[Data records]
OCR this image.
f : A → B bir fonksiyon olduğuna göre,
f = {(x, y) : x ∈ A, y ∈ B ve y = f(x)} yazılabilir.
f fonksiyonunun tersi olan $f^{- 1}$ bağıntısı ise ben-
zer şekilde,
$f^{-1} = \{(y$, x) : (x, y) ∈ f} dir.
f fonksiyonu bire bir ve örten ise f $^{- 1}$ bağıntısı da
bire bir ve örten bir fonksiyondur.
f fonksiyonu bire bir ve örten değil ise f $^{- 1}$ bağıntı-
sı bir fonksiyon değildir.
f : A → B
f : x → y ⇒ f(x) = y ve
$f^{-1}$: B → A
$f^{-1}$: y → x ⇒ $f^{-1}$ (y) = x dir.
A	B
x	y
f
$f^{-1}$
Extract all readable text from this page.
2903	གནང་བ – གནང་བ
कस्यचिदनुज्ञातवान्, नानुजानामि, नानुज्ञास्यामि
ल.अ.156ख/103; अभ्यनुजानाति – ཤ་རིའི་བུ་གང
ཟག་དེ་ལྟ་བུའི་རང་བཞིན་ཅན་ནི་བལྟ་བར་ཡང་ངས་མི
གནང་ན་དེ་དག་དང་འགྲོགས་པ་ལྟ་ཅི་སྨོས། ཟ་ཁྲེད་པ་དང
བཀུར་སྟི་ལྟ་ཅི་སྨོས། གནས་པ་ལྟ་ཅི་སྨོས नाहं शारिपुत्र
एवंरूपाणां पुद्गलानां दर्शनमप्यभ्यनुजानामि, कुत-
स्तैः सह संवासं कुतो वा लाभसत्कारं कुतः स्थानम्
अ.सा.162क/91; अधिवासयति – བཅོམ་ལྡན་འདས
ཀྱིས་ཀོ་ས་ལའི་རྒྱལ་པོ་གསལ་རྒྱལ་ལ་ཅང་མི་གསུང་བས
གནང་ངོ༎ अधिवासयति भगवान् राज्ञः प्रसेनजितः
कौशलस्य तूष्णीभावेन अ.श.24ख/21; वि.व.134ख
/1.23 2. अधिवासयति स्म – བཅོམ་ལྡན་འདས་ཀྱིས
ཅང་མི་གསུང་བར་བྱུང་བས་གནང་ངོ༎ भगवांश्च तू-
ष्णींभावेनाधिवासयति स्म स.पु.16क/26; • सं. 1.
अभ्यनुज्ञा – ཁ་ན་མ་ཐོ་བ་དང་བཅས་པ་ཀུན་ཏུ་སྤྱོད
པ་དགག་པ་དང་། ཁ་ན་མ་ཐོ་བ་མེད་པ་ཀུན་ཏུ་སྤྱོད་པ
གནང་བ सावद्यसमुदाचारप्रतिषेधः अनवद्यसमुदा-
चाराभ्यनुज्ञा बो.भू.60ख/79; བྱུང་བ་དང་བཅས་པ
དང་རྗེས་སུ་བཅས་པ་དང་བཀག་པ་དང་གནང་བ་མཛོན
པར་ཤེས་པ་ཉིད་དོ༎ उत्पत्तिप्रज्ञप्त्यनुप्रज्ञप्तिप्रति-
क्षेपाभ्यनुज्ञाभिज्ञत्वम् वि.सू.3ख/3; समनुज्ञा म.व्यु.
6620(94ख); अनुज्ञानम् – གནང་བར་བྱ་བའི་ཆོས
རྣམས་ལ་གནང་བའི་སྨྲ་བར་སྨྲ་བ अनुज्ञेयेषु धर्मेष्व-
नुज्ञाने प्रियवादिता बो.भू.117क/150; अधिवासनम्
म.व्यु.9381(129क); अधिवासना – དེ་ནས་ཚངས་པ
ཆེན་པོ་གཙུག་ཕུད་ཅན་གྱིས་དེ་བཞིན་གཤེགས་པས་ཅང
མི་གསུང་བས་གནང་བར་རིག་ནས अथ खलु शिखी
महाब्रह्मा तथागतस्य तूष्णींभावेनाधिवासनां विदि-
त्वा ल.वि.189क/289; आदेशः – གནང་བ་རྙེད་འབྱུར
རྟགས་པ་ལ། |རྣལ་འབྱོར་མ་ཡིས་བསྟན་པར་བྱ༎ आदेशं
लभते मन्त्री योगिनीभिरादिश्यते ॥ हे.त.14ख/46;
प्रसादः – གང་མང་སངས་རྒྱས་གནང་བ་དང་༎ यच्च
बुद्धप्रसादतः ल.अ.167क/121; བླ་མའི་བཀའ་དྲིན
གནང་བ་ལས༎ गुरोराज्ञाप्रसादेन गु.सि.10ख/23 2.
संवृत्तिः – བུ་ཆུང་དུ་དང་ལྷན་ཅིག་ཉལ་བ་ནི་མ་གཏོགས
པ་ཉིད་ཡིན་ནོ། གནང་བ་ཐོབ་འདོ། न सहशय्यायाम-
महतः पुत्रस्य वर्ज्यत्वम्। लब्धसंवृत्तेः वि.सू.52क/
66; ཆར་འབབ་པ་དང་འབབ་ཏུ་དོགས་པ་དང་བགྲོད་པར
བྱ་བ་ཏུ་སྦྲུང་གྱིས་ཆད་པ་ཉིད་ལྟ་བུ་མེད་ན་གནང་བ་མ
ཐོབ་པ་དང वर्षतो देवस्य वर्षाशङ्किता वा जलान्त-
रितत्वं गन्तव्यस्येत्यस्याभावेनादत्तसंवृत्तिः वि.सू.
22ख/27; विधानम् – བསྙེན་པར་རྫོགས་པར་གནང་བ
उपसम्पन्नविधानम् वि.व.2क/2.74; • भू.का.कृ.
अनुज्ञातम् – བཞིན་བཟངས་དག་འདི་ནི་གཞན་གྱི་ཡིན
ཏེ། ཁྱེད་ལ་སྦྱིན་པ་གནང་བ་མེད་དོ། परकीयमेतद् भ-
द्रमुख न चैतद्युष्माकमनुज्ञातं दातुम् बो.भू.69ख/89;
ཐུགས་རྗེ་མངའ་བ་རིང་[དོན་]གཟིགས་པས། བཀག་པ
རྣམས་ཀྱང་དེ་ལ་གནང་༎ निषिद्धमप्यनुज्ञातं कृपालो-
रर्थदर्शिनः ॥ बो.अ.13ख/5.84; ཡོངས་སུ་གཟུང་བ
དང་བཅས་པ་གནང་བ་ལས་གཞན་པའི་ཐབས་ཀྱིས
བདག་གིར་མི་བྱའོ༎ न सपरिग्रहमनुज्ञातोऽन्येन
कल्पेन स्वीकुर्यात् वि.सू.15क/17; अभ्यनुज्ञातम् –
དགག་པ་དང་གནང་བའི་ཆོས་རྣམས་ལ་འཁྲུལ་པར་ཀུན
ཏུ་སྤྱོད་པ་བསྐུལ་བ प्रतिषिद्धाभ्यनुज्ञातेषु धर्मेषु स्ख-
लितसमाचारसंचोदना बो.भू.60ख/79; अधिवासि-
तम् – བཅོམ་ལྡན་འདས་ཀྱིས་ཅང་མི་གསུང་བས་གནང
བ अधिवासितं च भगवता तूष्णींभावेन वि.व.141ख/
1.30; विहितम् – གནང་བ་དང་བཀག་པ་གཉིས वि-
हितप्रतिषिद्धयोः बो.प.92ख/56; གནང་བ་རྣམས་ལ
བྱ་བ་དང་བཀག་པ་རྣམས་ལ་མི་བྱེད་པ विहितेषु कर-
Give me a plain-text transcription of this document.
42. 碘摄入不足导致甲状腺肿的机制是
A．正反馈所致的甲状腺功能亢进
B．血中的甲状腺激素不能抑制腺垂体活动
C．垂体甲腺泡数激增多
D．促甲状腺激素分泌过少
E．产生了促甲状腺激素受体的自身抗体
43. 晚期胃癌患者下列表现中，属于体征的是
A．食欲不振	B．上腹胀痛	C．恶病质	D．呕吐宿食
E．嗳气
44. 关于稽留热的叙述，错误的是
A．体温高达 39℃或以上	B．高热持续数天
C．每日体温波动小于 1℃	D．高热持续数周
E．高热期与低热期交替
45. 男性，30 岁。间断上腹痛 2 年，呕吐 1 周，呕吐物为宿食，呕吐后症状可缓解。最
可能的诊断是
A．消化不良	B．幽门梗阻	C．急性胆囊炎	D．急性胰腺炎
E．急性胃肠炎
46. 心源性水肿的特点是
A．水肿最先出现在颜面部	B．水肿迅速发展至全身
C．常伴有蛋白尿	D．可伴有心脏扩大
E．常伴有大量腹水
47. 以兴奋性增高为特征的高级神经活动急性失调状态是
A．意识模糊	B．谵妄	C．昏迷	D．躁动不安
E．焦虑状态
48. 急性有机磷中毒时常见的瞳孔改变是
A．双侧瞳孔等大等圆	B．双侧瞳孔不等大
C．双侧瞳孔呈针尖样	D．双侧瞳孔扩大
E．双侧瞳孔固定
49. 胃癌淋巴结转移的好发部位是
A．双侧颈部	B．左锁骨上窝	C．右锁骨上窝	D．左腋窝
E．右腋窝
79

> _TASK_
Take every line from the records above that has the word "örten" and copy it.

> _EXERCISE ANSWER_
f fonksiyonu bire bir ve örten ise f $^{- 1}$ bağıntısı da
bire bir ve örten bir fonksiyondur.
f fonksiyonu bire bir ve örten değil ise f $^{- 1}$ bağıntı-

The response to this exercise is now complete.